• THE TASK: Reproduce all entries precisely, down to the last character.

start RECORDS FOR THE TASK

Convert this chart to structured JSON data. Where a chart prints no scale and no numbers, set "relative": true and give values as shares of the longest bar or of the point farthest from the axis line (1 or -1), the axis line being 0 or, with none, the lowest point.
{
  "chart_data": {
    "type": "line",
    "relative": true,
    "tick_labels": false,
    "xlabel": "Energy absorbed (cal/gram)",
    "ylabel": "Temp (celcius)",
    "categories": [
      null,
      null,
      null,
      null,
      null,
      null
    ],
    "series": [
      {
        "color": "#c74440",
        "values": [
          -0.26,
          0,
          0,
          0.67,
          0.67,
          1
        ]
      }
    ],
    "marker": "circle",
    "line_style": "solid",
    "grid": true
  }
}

end RECORDS FOR THE TASK

• RESPONSE TO THIS TASK:
Convert this chart to structured JSON data. Where a chart prints no scale and no numbers, set "relative": true and give values as shares of the longest bar or of the point farthest from the axis line (1 or -1), the axis line being 0 or, with none, the lowest point.
{
  "chart_data": {
    "type": "line",
    "relative": true,
    "tick_labels": false,
    "xlabel": "Energy absorbed (cal/gram)",
    "ylabel": "Temp (celcius)",
    "categories": [
      null,
      null,
      null,
      null,
      null,
      null
    ],
    "series": [
      {
        "color": "#c74440",
        "values": [
          -0.26,
          0,
          0,
          0.67,
          0.67,
          1
        ]
      }
    ],
    "marker": "circle",
    "line_style": "solid",
    "grid": true
  }
}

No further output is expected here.